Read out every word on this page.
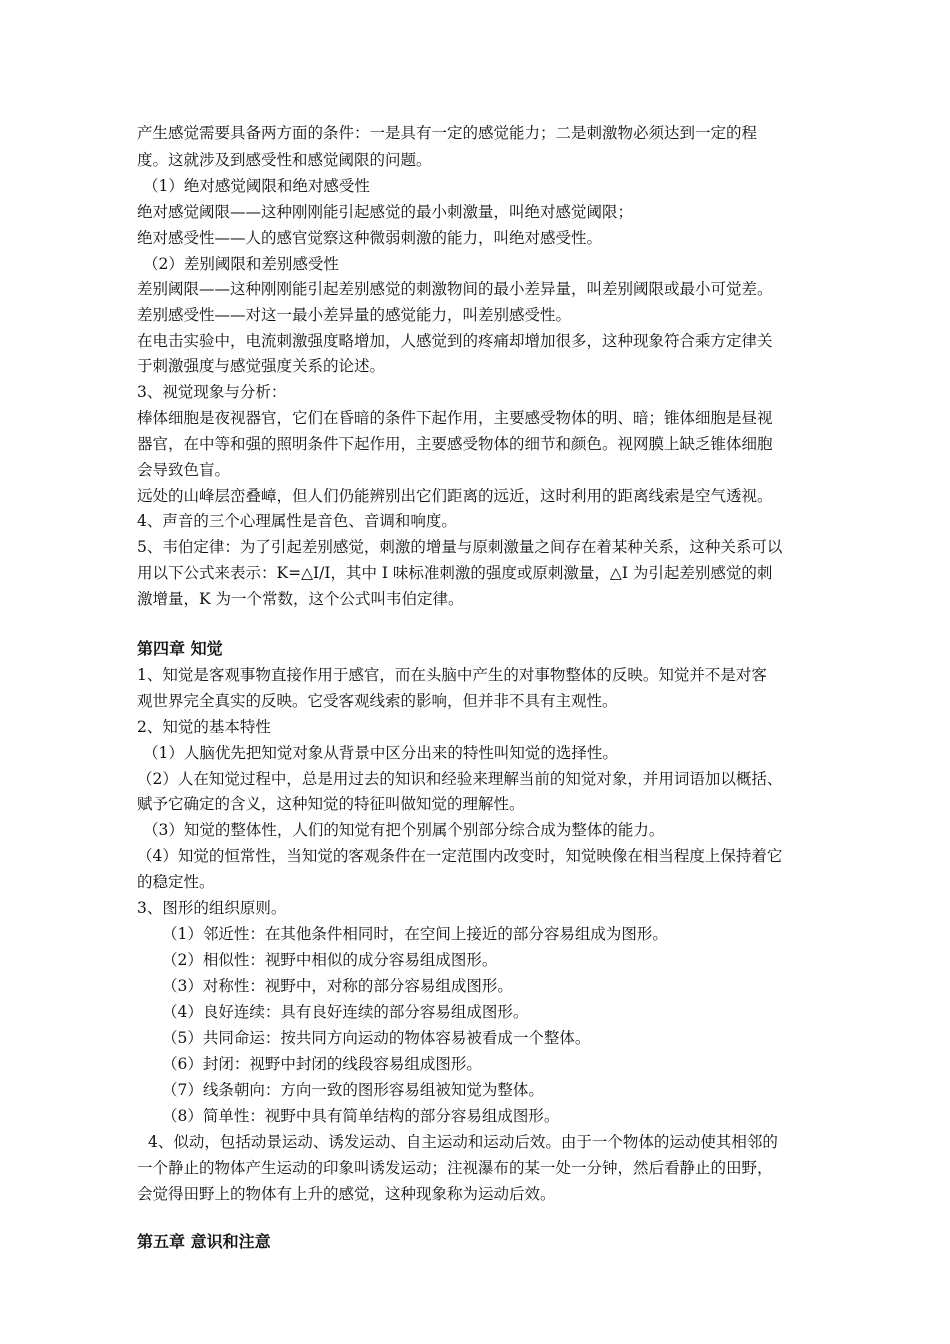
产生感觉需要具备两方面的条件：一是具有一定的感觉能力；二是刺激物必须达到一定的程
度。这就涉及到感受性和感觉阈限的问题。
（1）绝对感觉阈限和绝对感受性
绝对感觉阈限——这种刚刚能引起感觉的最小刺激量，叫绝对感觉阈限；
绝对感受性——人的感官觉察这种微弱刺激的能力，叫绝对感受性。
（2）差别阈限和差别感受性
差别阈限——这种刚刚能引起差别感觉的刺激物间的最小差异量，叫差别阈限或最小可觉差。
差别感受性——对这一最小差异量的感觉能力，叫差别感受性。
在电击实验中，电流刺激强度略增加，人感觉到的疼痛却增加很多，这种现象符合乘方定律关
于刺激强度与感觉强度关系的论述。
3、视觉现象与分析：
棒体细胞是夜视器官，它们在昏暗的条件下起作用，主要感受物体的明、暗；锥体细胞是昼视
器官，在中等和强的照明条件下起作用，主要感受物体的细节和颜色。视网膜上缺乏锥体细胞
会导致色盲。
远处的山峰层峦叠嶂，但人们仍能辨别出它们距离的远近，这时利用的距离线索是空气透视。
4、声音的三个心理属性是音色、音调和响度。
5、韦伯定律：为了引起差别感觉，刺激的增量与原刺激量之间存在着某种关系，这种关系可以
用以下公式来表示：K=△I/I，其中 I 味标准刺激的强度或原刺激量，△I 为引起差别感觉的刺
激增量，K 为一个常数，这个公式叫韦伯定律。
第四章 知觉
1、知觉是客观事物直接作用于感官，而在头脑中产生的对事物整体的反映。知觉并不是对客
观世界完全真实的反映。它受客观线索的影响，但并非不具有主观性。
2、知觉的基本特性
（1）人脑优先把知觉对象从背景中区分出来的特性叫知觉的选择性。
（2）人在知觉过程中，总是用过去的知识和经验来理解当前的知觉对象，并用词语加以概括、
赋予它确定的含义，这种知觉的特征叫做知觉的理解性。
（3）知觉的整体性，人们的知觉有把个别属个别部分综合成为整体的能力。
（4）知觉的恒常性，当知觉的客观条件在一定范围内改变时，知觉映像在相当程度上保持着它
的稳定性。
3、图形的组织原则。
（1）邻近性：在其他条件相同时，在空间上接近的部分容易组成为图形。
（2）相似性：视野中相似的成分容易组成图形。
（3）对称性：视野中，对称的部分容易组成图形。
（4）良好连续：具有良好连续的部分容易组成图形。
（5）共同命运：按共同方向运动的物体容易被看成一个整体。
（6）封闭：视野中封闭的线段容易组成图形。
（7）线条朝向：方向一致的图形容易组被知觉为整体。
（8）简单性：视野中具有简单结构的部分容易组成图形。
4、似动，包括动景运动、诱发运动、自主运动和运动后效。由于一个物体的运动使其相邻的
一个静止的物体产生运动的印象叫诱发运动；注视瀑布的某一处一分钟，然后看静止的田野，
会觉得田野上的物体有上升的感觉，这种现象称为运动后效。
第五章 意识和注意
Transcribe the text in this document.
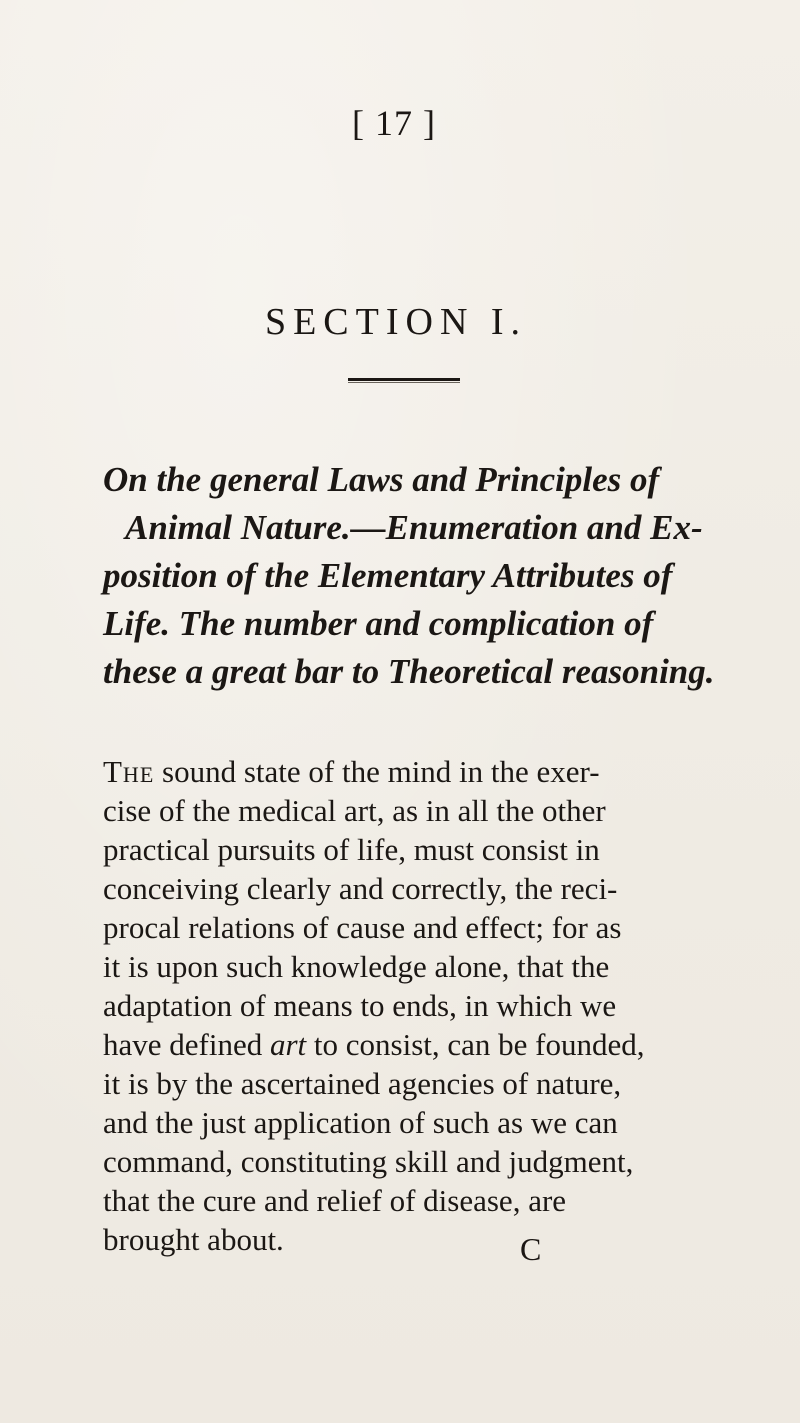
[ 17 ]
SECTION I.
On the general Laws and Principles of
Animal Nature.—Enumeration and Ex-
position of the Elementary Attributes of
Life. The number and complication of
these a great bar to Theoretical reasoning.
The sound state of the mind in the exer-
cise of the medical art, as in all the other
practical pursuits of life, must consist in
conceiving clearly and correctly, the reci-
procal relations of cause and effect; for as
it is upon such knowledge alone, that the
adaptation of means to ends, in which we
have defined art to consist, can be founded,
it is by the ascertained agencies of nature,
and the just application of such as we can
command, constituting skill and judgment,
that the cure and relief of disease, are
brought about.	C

_ _ _

- [Exercise details]: Reproduce the material in full, word for word, and omit the pictures.

- [Answer in full]:
Read out every word on this page.
产生感觉需要具备两方面的条件：一是具有一定的感觉能力；二是刺激物必须达到一定的程
度。这就涉及到感受性和感觉阈限的问题。
（1）绝对感觉阈限和绝对感受性
绝对感觉阈限——这种刚刚能引起感觉的最小刺激量，叫绝对感觉阈限；
绝对感受性——人的感官觉察这种微弱刺激的能力，叫绝对感受性。
（2）差别阈限和差别感受性
差别阈限——这种刚刚能引起差别感觉的刺激物间的最小差异量，叫差别阈限或最小可觉差。
差别感受性——对这一最小差异量的感觉能力，叫差别感受性。
在电击实验中，电流刺激强度略增加，人感觉到的疼痛却增加很多，这种现象符合乘方定律关
于刺激强度与感觉强度关系的论述。
3、视觉现象与分析：
棒体细胞是夜视器官，它们在昏暗的条件下起作用，主要感受物体的明、暗；锥体细胞是昼视
器官，在中等和强的照明条件下起作用，主要感受物体的细节和颜色。视网膜上缺乏锥体细胞
会导致色盲。
远处的山峰层峦叠嶂，但人们仍能辨别出它们距离的远近，这时利用的距离线索是空气透视。
4、声音的三个心理属性是音色、音调和响度。
5、韦伯定律：为了引起差别感觉，刺激的增量与原刺激量之间存在着某种关系，这种关系可以
用以下公式来表示：K=△I/I，其中 I 味标准刺激的强度或原刺激量，△I 为引起差别感觉的刺
激增量，K 为一个常数，这个公式叫韦伯定律。
第四章 知觉
1、知觉是客观事物直接作用于感官，而在头脑中产生的对事物整体的反映。知觉并不是对客
观世界完全真实的反映。它受客观线索的影响，但并非不具有主观性。
2、知觉的基本特性
（1）人脑优先把知觉对象从背景中区分出来的特性叫知觉的选择性。
（2）人在知觉过程中，总是用过去的知识和经验来理解当前的知觉对象，并用词语加以概括、
赋予它确定的含义，这种知觉的特征叫做知觉的理解性。
（3）知觉的整体性，人们的知觉有把个别属个别部分综合成为整体的能力。
（4）知觉的恒常性，当知觉的客观条件在一定范围内改变时，知觉映像在相当程度上保持着它
的稳定性。
3、图形的组织原则。
（1）邻近性：在其他条件相同时，在空间上接近的部分容易组成为图形。
（2）相似性：视野中相似的成分容易组成图形。
（3）对称性：视野中，对称的部分容易组成图形。
（4）良好连续：具有良好连续的部分容易组成图形。
（5）共同命运：按共同方向运动的物体容易被看成一个整体。
（6）封闭：视野中封闭的线段容易组成图形。
（7）线条朝向：方向一致的图形容易组被知觉为整体。
（8）简单性：视野中具有简单结构的部分容易组成图形。
4、似动，包括动景运动、诱发运动、自主运动和运动后效。由于一个物体的运动使其相邻的
一个静止的物体产生运动的印象叫诱发运动；注视瀑布的某一处一分钟，然后看静止的田野，
会觉得田野上的物体有上升的感觉，这种现象称为运动后效。
第五章 意识和注意
Transcribe the text in this document.
[ 17 ]
SECTION I.
On the general Laws and Principles of
Animal Nature.—Enumeration and Ex-
position of the Elementary Attributes of
Life. The number and complication of
these a great bar to Theoretical reasoning.
The sound state of the mind in the exer-
cise of the medical art, as in all the other
practical pursuits of life, must consist in
conceiving clearly and correctly, the reci-
procal relations of cause and effect; for as
it is upon such knowledge alone, that the
adaptation of means to ends, in which we
have defined art to consist, can be founded,
it is by the ascertained agencies of nature,
and the just application of such as we can
command, constituting skill and judgment,
that the cure and relief of disease, are
brought about.	C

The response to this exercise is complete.